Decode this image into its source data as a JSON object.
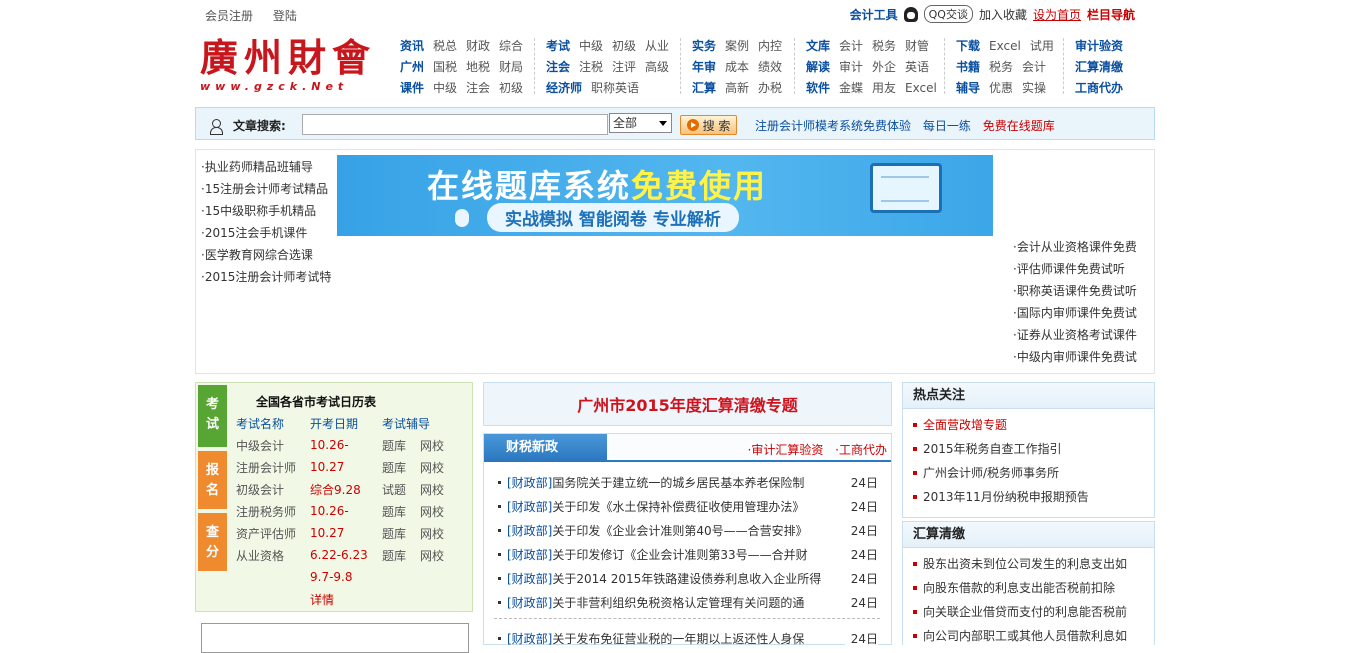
{
  "topbar": {
    "register": "会员注册",
    "login": "登陆",
    "tools": "会计工具",
    "qq": "QQ交谈",
    "favorite": "加入收藏",
    "set_home": "设为首页",
    "nav": "栏目导航"
  },
  "logo": {
    "cn": "廣州財會",
    "en": "www.gzck.Net"
  },
  "nav_groups": [
    {
      "rows": [
        [
          "资讯",
          "税总",
          "财政",
          "综合"
        ],
        [
          "广州",
          "国税",
          "地税",
          "财局"
        ],
        [
          "课件",
          "中级",
          "注会",
          "初级"
        ]
      ]
    },
    {
      "rows": [
        [
          "考试",
          "中级",
          "初级",
          "从业"
        ],
        [
          "注会",
          "注税",
          "注评",
          "高级"
        ],
        [
          "经济师",
          "职称英语"
        ]
      ]
    },
    {
      "rows": [
        [
          "实务",
          "案例",
          "内控"
        ],
        [
          "年审",
          "成本",
          "绩效"
        ],
        [
          "汇算",
          "高新",
          "办税"
        ]
      ]
    },
    {
      "rows": [
        [
          "文库",
          "会计",
          "税务",
          "财管"
        ],
        [
          "解读",
          "审计",
          "外企",
          "英语"
        ],
        [
          "软件",
          "金蝶",
          "用友",
          "Excel"
        ]
      ]
    },
    {
      "rows": [
        [
          "下载",
          "Excel",
          "试用"
        ],
        [
          "书籍",
          "税务",
          "会计"
        ],
        [
          "辅导",
          "优惠",
          "实操"
        ]
      ]
    },
    {
      "rows": [
        [
          "审计验资"
        ],
        [
          "汇算清缴"
        ],
        [
          "工商代办"
        ]
      ]
    }
  ],
  "search": {
    "label": "文章搜索:",
    "placeholder": "",
    "select_value": "全部",
    "button": "搜 索",
    "links": [
      "注册会计师模考系统免费体验",
      "每日一练",
      "免费在线题库"
    ]
  },
  "promo_left": [
    "·执业药师精品班辅导",
    "·15注册会计师考试精品",
    "·15中级职称手机精品",
    "·2015注会手机课件",
    "·医学教育网综合选课",
    "·2015注册会计师考试特"
  ],
  "banner": {
    "title_a": "在线题库系统",
    "title_b": "免费使用",
    "subtitle": "实战模拟 智能阅卷 专业解析",
    "screen_label": "模拟考试"
  },
  "promo_right": [
    "·会计从业资格课件免费",
    "·评估师课件免费试听",
    "·职称英语课件免费试听",
    "·国际内审师课件免费试",
    "·证券从业资格考试课件",
    "·中级内审师课件免费试"
  ],
  "calendar": {
    "tabs": [
      "考试",
      "报名",
      "查分"
    ],
    "title": "全国各省市考试日历表",
    "headers": [
      "考试名称",
      "开考日期",
      "考试辅导"
    ],
    "rows": [
      [
        "中级会计",
        "10.26-",
        "题库",
        "网校"
      ],
      [
        "注册会计师",
        "10.27",
        "题库",
        "网校"
      ],
      [
        "初级会计",
        "综合9.28",
        "试题",
        "网校"
      ],
      [
        "注册税务师",
        "10.26-",
        "题库",
        "网校"
      ],
      [
        "资产评估师",
        "10.27",
        "题库",
        "网校"
      ],
      [
        "从业资格",
        "6.22-6.23",
        "题库",
        "网校"
      ],
      [
        "",
        "9.7-9.8",
        "",
        ""
      ],
      [
        "",
        "详情",
        "",
        ""
      ]
    ]
  },
  "special_topic": "广州市2015年度汇算清缴专题",
  "news": {
    "tab": "财税新政",
    "tab_links": [
      "·审计汇算验资",
      "·工商代办"
    ],
    "items": [
      {
        "src": "[财政部]",
        "title": "国务院关于建立统一的城乡居民基本养老保险制",
        "day": "24日"
      },
      {
        "src": "[财政部]",
        "title": "关于印发《水土保持补偿费征收使用管理办法》",
        "day": "24日"
      },
      {
        "src": "[财政部]",
        "title": "关于印发《企业会计准则第40号——合营安排》",
        "day": "24日"
      },
      {
        "src": "[财政部]",
        "title": "关于印发修订《企业会计准则第33号——合并财",
        "day": "24日"
      },
      {
        "src": "[财政部]",
        "title": "关于2014 2015年铁路建设债券利息收入企业所得",
        "day": "24日"
      },
      {
        "src": "[财政部]",
        "title": "关于非营利组织免税资格认定管理有关问题的通",
        "day": "24日"
      },
      {
        "src": "[财政部]",
        "title": "关于发布免征营业税的一年期以上返还性人身保",
        "day": "24日"
      }
    ]
  },
  "hot": {
    "title": "热点关注",
    "items": [
      "全面营改增专题",
      "2015年税务自查工作指引",
      "广州会计师/税务师事务所",
      "2013年11月份纳税申报期预告"
    ]
  },
  "settle": {
    "title": "汇算清缴",
    "items": [
      "股东出资未到位公司发生的利息支出如",
      "向股东借款的利息支出能否税前扣除",
      "向关联企业借贷而支付的利息能否税前",
      "向公司内部职工或其他人员借款利息如"
    ]
  },
  "colors": {
    "brand_red": "#c8161d",
    "link_blue": "#0a4fa0",
    "tab_blue": "#2a76bd"
  }
}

# [TASK TO CARRY OUT]
From the listing above, print every entry precisely and drop the pictures.

# [WRITTEN RESPONSE]
Decode this image into its source data as a JSON object.
{
  "topbar": {
    "register": "会员注册",
    "login": "登陆",
    "tools": "会计工具",
    "qq": "QQ交谈",
    "favorite": "加入收藏",
    "set_home": "设为首页",
    "nav": "栏目导航"
  },
  "logo": {
    "cn": "廣州財會",
    "en": "www.gzck.Net"
  },
  "nav_groups": [
    {
      "rows": [
        [
          "资讯",
          "税总",
          "财政",
          "综合"
        ],
        [
          "广州",
          "国税",
          "地税",
          "财局"
        ],
        [
          "课件",
          "中级",
          "注会",
          "初级"
        ]
      ]
    },
    {
      "rows": [
        [
          "考试",
          "中级",
          "初级",
          "从业"
        ],
        [
          "注会",
          "注税",
          "注评",
          "高级"
        ],
        [
          "经济师",
          "职称英语"
        ]
      ]
    },
    {
      "rows": [
        [
          "实务",
          "案例",
          "内控"
        ],
        [
          "年审",
          "成本",
          "绩效"
        ],
        [
          "汇算",
          "高新",
          "办税"
        ]
      ]
    },
    {
      "rows": [
        [
          "文库",
          "会计",
          "税务",
          "财管"
        ],
        [
          "解读",
          "审计",
          "外企",
          "英语"
        ],
        [
          "软件",
          "金蝶",
          "用友",
          "Excel"
        ]
      ]
    },
    {
      "rows": [
        [
          "下载",
          "Excel",
          "试用"
        ],
        [
          "书籍",
          "税务",
          "会计"
        ],
        [
          "辅导",
          "优惠",
          "实操"
        ]
      ]
    },
    {
      "rows": [
        [
          "审计验资"
        ],
        [
          "汇算清缴"
        ],
        [
          "工商代办"
        ]
      ]
    }
  ],
  "search": {
    "label": "文章搜索:",
    "placeholder": "",
    "select_value": "全部",
    "button": "搜 索",
    "links": [
      "注册会计师模考系统免费体验",
      "每日一练",
      "免费在线题库"
    ]
  },
  "promo_left": [
    "·执业药师精品班辅导",
    "·15注册会计师考试精品",
    "·15中级职称手机精品",
    "·2015注会手机课件",
    "·医学教育网综合选课",
    "·2015注册会计师考试特"
  ],
  "banner": {
    "title_a": "在线题库系统",
    "title_b": "免费使用",
    "subtitle": "实战模拟 智能阅卷 专业解析",
    "screen_label": "模拟考试"
  },
  "promo_right": [
    "·会计从业资格课件免费",
    "·评估师课件免费试听",
    "·职称英语课件免费试听",
    "·国际内审师课件免费试",
    "·证券从业资格考试课件",
    "·中级内审师课件免费试"
  ],
  "calendar": {
    "tabs": [
      "考试",
      "报名",
      "查分"
    ],
    "title": "全国各省市考试日历表",
    "headers": [
      "考试名称",
      "开考日期",
      "考试辅导"
    ],
    "rows": [
      [
        "中级会计",
        "10.26-",
        "题库",
        "网校"
      ],
      [
        "注册会计师",
        "10.27",
        "题库",
        "网校"
      ],
      [
        "初级会计",
        "综合9.28",
        "试题",
        "网校"
      ],
      [
        "注册税务师",
        "10.26-",
        "题库",
        "网校"
      ],
      [
        "资产评估师",
        "10.27",
        "题库",
        "网校"
      ],
      [
        "从业资格",
        "6.22-6.23",
        "题库",
        "网校"
      ],
      [
        "",
        "9.7-9.8",
        "",
        ""
      ],
      [
        "",
        "详情",
        "",
        ""
      ]
    ]
  },
  "special_topic": "广州市2015年度汇算清缴专题",
  "news": {
    "tab": "财税新政",
    "tab_links": [
      "·审计汇算验资",
      "·工商代办"
    ],
    "items": [
      {
        "src": "[财政部]",
        "title": "国务院关于建立统一的城乡居民基本养老保险制",
        "day": "24日"
      },
      {
        "src": "[财政部]",
        "title": "关于印发《水土保持补偿费征收使用管理办法》",
        "day": "24日"
      },
      {
        "src": "[财政部]",
        "title": "关于印发《企业会计准则第40号——合营安排》",
        "day": "24日"
      },
      {
        "src": "[财政部]",
        "title": "关于印发修订《企业会计准则第33号——合并财",
        "day": "24日"
      },
      {
        "src": "[财政部]",
        "title": "关于2014 2015年铁路建设债券利息收入企业所得",
        "day": "24日"
      },
      {
        "src": "[财政部]",
        "title": "关于非营利组织免税资格认定管理有关问题的通",
        "day": "24日"
      },
      {
        "src": "[财政部]",
        "title": "关于发布免征营业税的一年期以上返还性人身保",
        "day": "24日"
      }
    ]
  },
  "hot": {
    "title": "热点关注",
    "items": [
      "全面营改增专题",
      "2015年税务自查工作指引",
      "广州会计师/税务师事务所",
      "2013年11月份纳税申报期预告"
    ]
  },
  "settle": {
    "title": "汇算清缴",
    "items": [
      "股东出资未到位公司发生的利息支出如",
      "向股东借款的利息支出能否税前扣除",
      "向关联企业借贷而支付的利息能否税前",
      "向公司内部职工或其他人员借款利息如"
    ]
  },
  "colors": {
    "brand_red": "#c8161d",
    "link_blue": "#0a4fa0",
    "tab_blue": "#2a76bd"
  }
}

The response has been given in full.